* [STATED EXERCISE]: Return every line of the data below unchanged, leaving out the pictures.
● ● ● ● ● ● ●
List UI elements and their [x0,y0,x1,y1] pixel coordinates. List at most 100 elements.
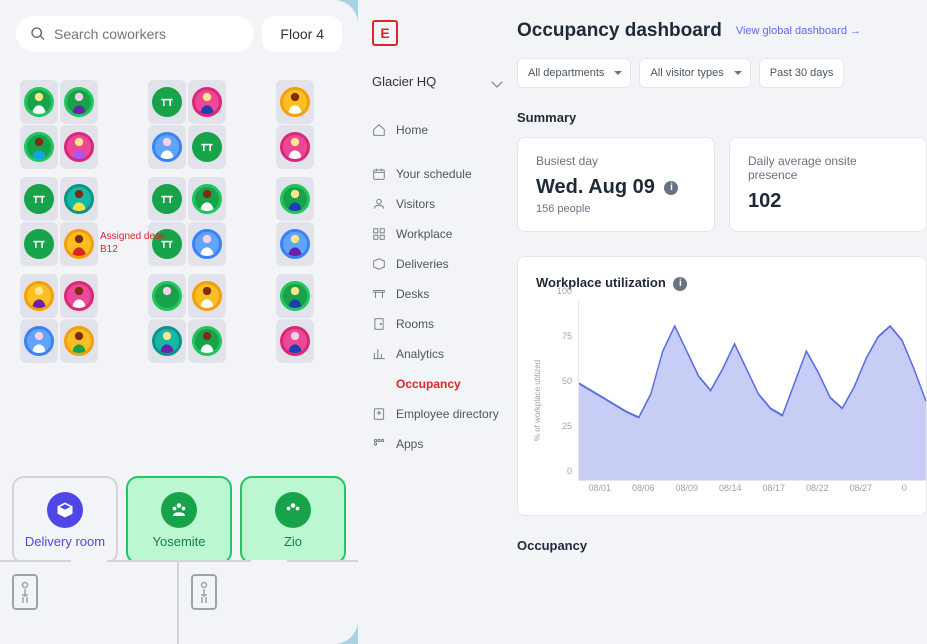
desk[interactable] [20,319,58,363]
assigned-desk-label: Assigned desk B12 [100,230,165,256]
card-value: 102 [748,190,908,213]
nav-analytics[interactable]: Analytics [372,339,513,369]
nav-deliveries[interactable]: Deliveries [372,249,513,279]
desk[interactable] [188,319,226,363]
desk-available-icon [24,229,54,259]
desk[interactable] [276,319,314,363]
desk-available-icon [152,184,182,214]
view-global-dashboard-link[interactable]: View global dashboard → [736,25,861,37]
desk[interactable] [188,80,226,124]
search-wrapper[interactable] [16,16,254,52]
logo[interactable]: E [372,20,398,46]
calendar-icon [372,167,386,181]
visitors-icon [372,197,386,211]
desk[interactable] [188,125,226,169]
desk[interactable] [276,80,314,124]
desk[interactable] [276,274,314,318]
desk[interactable] [60,177,98,221]
meeting-room-icon [161,492,197,528]
desk[interactable] [148,177,186,221]
summary-heading: Summary [517,110,927,125]
chart-y-label: % of workplace utilized [534,360,543,441]
chart-x-ticks: 08/0108/0608/0908/1408/1708/2208/270 [578,483,926,501]
chart-y-ticks: 0255075100 [548,301,576,481]
chart-plot[interactable] [578,301,926,481]
restroom-icon [12,574,38,610]
desk[interactable] [60,80,98,124]
summary-cards: Busiest day Wed. Aug 09 i 156 people Dai… [517,137,927,232]
nav-home[interactable]: Home [372,115,513,145]
nav-desks[interactable]: Desks [372,279,513,309]
desk-available-icon [152,87,182,117]
desk[interactable] [60,274,98,318]
sidebar: E Glacier HQ Home Your schedule Visitors… [358,0,513,644]
nav-visitors[interactable]: Visitors [372,189,513,219]
card-sub: 156 people [536,203,696,215]
nav-employee-directory[interactable]: Employee directory [372,399,513,429]
card-busiest-day: Busiest day Wed. Aug 09 i 156 people [517,137,715,232]
desk[interactable] [60,319,98,363]
desk[interactable] [20,177,58,221]
home-icon [372,123,386,137]
filter-visitor-types[interactable]: All visitor types [639,58,750,88]
page-title: Occupancy dashboard [517,20,722,42]
desk-available-icon [192,132,222,162]
desk[interactable] [20,274,58,318]
desk[interactable] [20,80,58,124]
chart-title: Workplace utilization i [536,275,926,291]
desk[interactable] [148,319,186,363]
floor-selector-button[interactable]: Floor 4 [262,16,342,52]
search-icon [30,26,46,42]
analytics-icon [372,347,386,361]
desk[interactable] [188,222,226,266]
desk[interactable] [60,222,98,266]
nav-occupancy[interactable]: Occupancy [372,369,513,399]
nav-workplace[interactable]: Workplace [372,219,513,249]
restroom-icon [191,574,217,610]
floor-map-panel: Floor 4 [0,0,358,644]
main-content: Occupancy dashboard View global dashboar… [513,0,927,644]
workplace-icon [372,227,386,241]
desk[interactable] [276,177,314,221]
info-icon[interactable]: i [673,277,687,291]
desk[interactable] [276,125,314,169]
desk[interactable] [188,177,226,221]
desk[interactable] [60,125,98,169]
location-label: Glacier HQ [372,74,436,89]
nav-apps[interactable]: Apps [372,429,513,459]
directory-icon [372,407,386,421]
apps-icon [372,437,386,451]
room-zion[interactable]: Zio [240,476,346,564]
desk[interactable] [148,80,186,124]
desk[interactable] [20,222,58,266]
filter-period[interactable]: Past 30 days [759,58,845,88]
dashboard-panel: E Glacier HQ Home Your schedule Visitors… [358,0,927,644]
card-value: Wed. Aug 09 i [536,176,696,199]
nav-your-schedule[interactable]: Your schedule [372,159,513,189]
info-icon[interactable]: i [664,181,678,195]
deliveries-icon [372,257,386,271]
occupancy-heading: Occupancy [517,538,927,553]
room-yosemite[interactable]: Yosemite [126,476,232,564]
desk-area[interactable]: Assigned desk B12 [0,68,358,408]
filters-row: All departments All visitor types Past 3… [517,58,927,88]
restrooms-area [0,560,358,644]
search-input[interactable] [54,26,240,42]
location-selector[interactable]: Glacier HQ [372,66,513,97]
filter-departments[interactable]: All departments [517,58,631,88]
card-label: Busiest day [536,154,696,168]
desk[interactable] [148,274,186,318]
desks-icon [372,287,386,301]
room-delivery[interactable]: Delivery room [12,476,118,564]
card-label: Daily average onsite presence [748,154,908,182]
desk[interactable] [276,222,314,266]
desk[interactable] [188,274,226,318]
desk[interactable] [148,125,186,169]
nav-rooms[interactable]: Rooms [372,309,513,339]
desk[interactable] [20,125,58,169]
desk-available-icon [24,184,54,214]
package-icon [47,492,83,528]
rooms-icon [372,317,386,331]
floor-top-controls: Floor 4 [0,0,358,68]
card-avg-presence: Daily average onsite presence 102 [729,137,927,232]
● ● ● ● ● ● ●
* [CORRECT OUTPUT]:
List UI elements and their [x0,y0,x1,y1] pixel coordinates. List at most 100 elements.
desk[interactable] [20,319,58,363]
assigned-desk-label: Assigned desk B12 [100,230,165,256]
card-value: 102 [748,190,908,213]
nav-analytics[interactable]: Analytics [372,339,513,369]
nav-deliveries[interactable]: Deliveries [372,249,513,279]
desk[interactable] [188,319,226,363]
desk-available-icon [24,229,54,259]
desk[interactable] [276,319,314,363]
desk-available-icon [152,184,182,214]
view-global-dashboard-link[interactable]: View global dashboard → [736,25,861,37]
desk[interactable] [188,80,226,124]
search-wrapper[interactable] [16,16,254,52]
logo[interactable]: E [372,20,398,46]
calendar-icon [372,167,386,181]
visitors-icon [372,197,386,211]
desk[interactable] [188,125,226,169]
desk[interactable] [276,80,314,124]
desk[interactable] [276,274,314,318]
desk[interactable] [60,177,98,221]
meeting-room-icon [161,492,197,528]
desk[interactable] [148,177,186,221]
summary-heading: Summary [517,110,927,125]
chart-y-label: % of workplace utilized [534,360,543,441]
chart-x-ticks: 08/0108/0608/0908/1408/1708/2208/270 [578,483,926,501]
chart-y-ticks: 0255075100 [548,301,576,481]
chart-plot[interactable] [578,301,926,481]
restroom-icon [12,574,38,610]
desk[interactable] [60,80,98,124]
summary-cards: Busiest day Wed. Aug 09 i 156 people Dai… [517,137,927,232]
nav-home[interactable]: Home [372,115,513,145]
nav-desks[interactable]: Desks [372,279,513,309]
desk-available-icon [152,87,182,117]
desk[interactable] [60,274,98,318]
sidebar: E Glacier HQ Home Your schedule Visitors… [358,0,513,644]
nav-visitors[interactable]: Visitors [372,189,513,219]
card-sub: 156 people [536,203,696,215]
nav-employee-directory[interactable]: Employee directory [372,399,513,429]
card-busiest-day: Busiest day Wed. Aug 09 i 156 people [517,137,715,232]
desk[interactable] [60,319,98,363]
desk[interactable] [20,177,58,221]
home-icon [372,123,386,137]
filter-visitor-types[interactable]: All visitor types [639,58,750,88]
page-title: Occupancy dashboard [517,20,722,42]
desk-available-icon [192,132,222,162]
desk[interactable] [20,274,58,318]
desk[interactable] [20,80,58,124]
chart-title: Workplace utilization i [536,275,926,291]
desk[interactable] [148,319,186,363]
floor-selector-button[interactable]: Floor 4 [262,16,342,52]
search-icon [30,26,46,42]
analytics-icon [372,347,386,361]
desk[interactable] [188,222,226,266]
desk[interactable] [60,222,98,266]
nav-occupancy[interactable]: Occupancy [372,369,513,399]
nav-workplace[interactable]: Workplace [372,219,513,249]
restroom-icon [191,574,217,610]
floor-map-panel: Floor 4 [0,0,358,644]
main-content: Occupancy dashboard View global dashboar… [513,0,927,644]
workplace-icon [372,227,386,241]
desk[interactable] [276,177,314,221]
info-icon[interactable]: i [673,277,687,291]
desk[interactable] [276,125,314,169]
desk[interactable] [188,177,226,221]
desk[interactable] [60,125,98,169]
location-label: Glacier HQ [372,74,436,89]
nav-apps[interactable]: Apps [372,429,513,459]
directory-icon [372,407,386,421]
apps-icon [372,437,386,451]
room-zion[interactable]: Zio [240,476,346,564]
desk[interactable] [148,80,186,124]
desk[interactable] [20,222,58,266]
filter-period[interactable]: Past 30 days [759,58,845,88]
dashboard-panel: E Glacier HQ Home Your schedule Visitors… [358,0,927,644]
card-value: Wed. Aug 09 i [536,176,696,199]
nav-your-schedule[interactable]: Your schedule [372,159,513,189]
info-icon[interactable]: i [664,181,678,195]
deliveries-icon [372,257,386,271]
occupancy-heading: Occupancy [517,538,927,553]
room-yosemite[interactable]: Yosemite [126,476,232,564]
desk-area[interactable]: Assigned desk B12 [0,68,358,408]
filters-row: All departments All visitor types Past 3… [517,58,927,88]
restrooms-area [0,560,358,644]
search-input[interactable] [54,26,240,42]
location-selector[interactable]: Glacier HQ [372,66,513,97]
filter-departments[interactable]: All departments [517,58,631,88]
card-label: Busiest day [536,154,696,168]
desk[interactable] [148,274,186,318]
desks-icon [372,287,386,301]
room-delivery[interactable]: Delivery room [12,476,118,564]
card-label: Daily average onsite presence [748,154,908,182]
desk[interactable] [276,222,314,266]
desk[interactable] [188,274,226,318]
desk[interactable] [148,125,186,169]
nav-rooms[interactable]: Rooms [372,309,513,339]
desk[interactable] [20,125,58,169]
desk-available-icon [24,184,54,214]
package-icon [47,492,83,528]
rooms-icon [372,317,386,331]
floor-top-controls: Floor 4 [0,0,358,68]
card-avg-presence: Daily average onsite presence 102 [729,137,927,232]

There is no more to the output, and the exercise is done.